## AIM
In the entries, find all lines that hold the word "CHISZAR" and copy them.

Recorded data
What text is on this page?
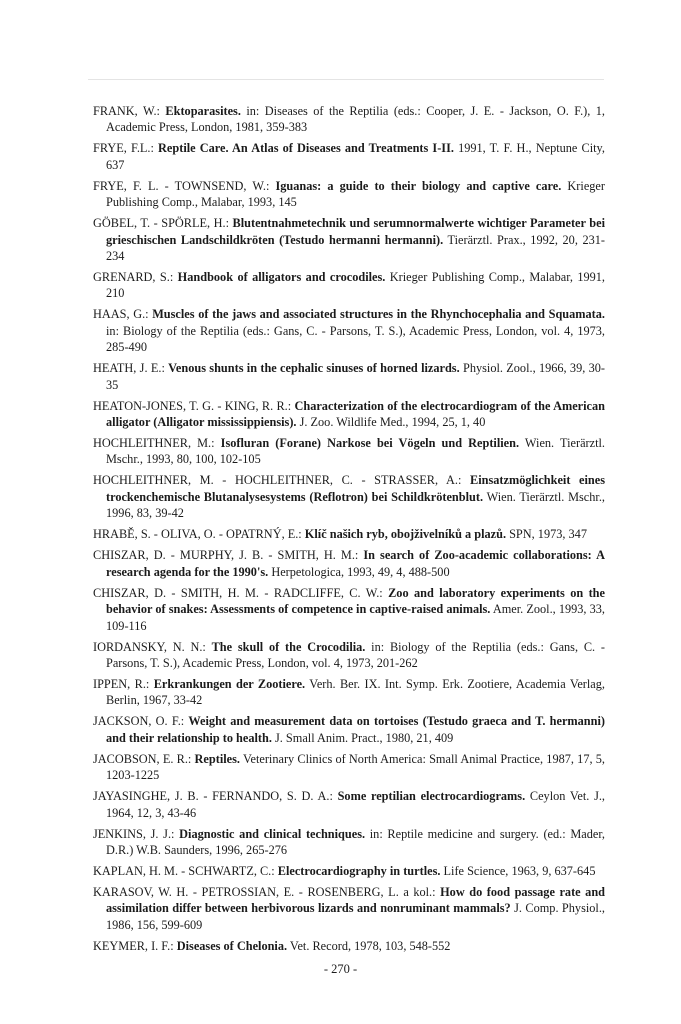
FRANK, W.: Ektoparasites. in: Diseases of the Reptilia (eds.: Cooper, J. E. - Jackson, O. F.), 1, Academic Press, London, 1981, 359-383

FRYE, F.L.: Reptile Care. An Atlas of Diseases and Treatments I-II. 1991, T. F. H., Neptune City, 637

FRYE, F. L. - TOWNSEND, W.: Iguanas: a guide to their biology and captive care. Krieger Publishing Comp., Malabar, 1993, 145

GÖBEL, T. - SPÖRLE, H.: Blutentnahmetechnik und serumnormalwerte wichtiger Parameter bei grieschischen Landschildkröten (Testudo hermanni hermanni). Tierärztl. Prax., 1992, 20, 231-234

GRENARD, S.: Handbook of alligators and crocodiles. Krieger Publishing Comp., Malabar, 1991, 210

HAAS, G.: Muscles of the jaws and associated structures in the Rhynchocephalia and Squamata. in: Biology of the Reptilia (eds.: Gans, C. - Parsons, T. S.), Academic Press, London, vol. 4, 1973, 285-490

HEATH, J. E.: Venous shunts in the cephalic sinuses of horned lizards. Physiol. Zool., 1966, 39, 30-35

HEATON-JONES, T. G. - KING, R. R.: Characterization of the electrocardiogram of the American alligator (Alligator mississippiensis). J. Zoo. Wildlife Med., 1994, 25, 1, 40

HOCHLEITHNER, M.: Isofluran (Forane) Narkose bei Vögeln und Reptilien. Wien. Tierärztl. Mschr., 1993, 80, 100, 102-105

HOCHLEITHNER, M. - HOCHLEITHNER, C. - STRASSER, A.: Einsatzmöglichkeit eines trockenchemische Blutanalysesystems (Reflotron) bei Schildkrötenblut. Wien. Tierärztl. Mschr., 1996, 83, 39-42

HRABĚ, S. - OLIVA, O. - OPATRNÝ, E.: Klíč našich ryb, obojživelníků a plazů. SPN, 1973, 347

CHISZAR, D. - MURPHY, J. B. - SMITH, H. M.: In search of Zoo-academic collaborations: A research agenda for the 1990's. Herpetologica, 1993, 49, 4, 488-500

CHISZAR, D. - SMITH, H. M. - RADCLIFFE, C. W.: Zoo and laboratory experiments on the behavior of snakes: Assessments of competence in captive-raised animals. Amer. Zool., 1993, 33, 109-116

IORDANSKY, N. N.: The skull of the Crocodilia. in: Biology of the Reptilia (eds.: Gans, C. - Parsons, T. S.), Academic Press, London, vol. 4, 1973, 201-262

IPPEN, R.: Erkrankungen der Zootiere. Verh. Ber. IX. Int. Symp. Erk. Zootiere, Academia Verlag, Berlin, 1967, 33-42

JACKSON, O. F.: Weight and measurement data on tortoises (Testudo graeca and T. hermanni) and their relationship to health. J. Small Anim. Pract., 1980, 21, 409

JACOBSON, E. R.: Reptiles. Veterinary Clinics of North America: Small Animal Practice, 1987, 17, 5, 1203-1225

JAYASINGHE, J. B. - FERNANDO, S. D. A.: Some reptilian electrocardiograms. Ceylon Vet. J., 1964, 12, 3, 43-46

JENKINS, J. J.: Diagnostic and clinical techniques. in: Reptile medicine and surgery. (ed.: Mader, D.R.) W.B. Saunders, 1996, 265-276

KAPLAN, H. M. - SCHWARTZ, C.: Electrocardiography in turtles. Life Science, 1963, 9, 637-645

KARASOV, W. H. - PETROSSIAN, E. - ROSENBERG, L. a kol.: How do food passage rate and assimilation differ between herbivorous lizards and nonruminant mammals? J. Comp. Physiol., 1986, 156, 599-609

KEYMER, I. F.: Diseases of Chelonia. Vet. Record, 1978, 103, 548-552

- 270 -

## EXERCISE OUTPUT
CHISZAR, D. - MURPHY, J. B. - SMITH, H. M.: In search of Zoo-academic collaborations: A research agenda for the 1990's. Herpetologica, 1993, 49, 4, 488-500
CHISZAR, D. - SMITH, H. M. - RADCLIFFE, C. W.: Zoo and laboratory experiments on the behavior of snakes: Assessments of competence in captive-raised animals. Amer. Zool., 1993, 33, 109-116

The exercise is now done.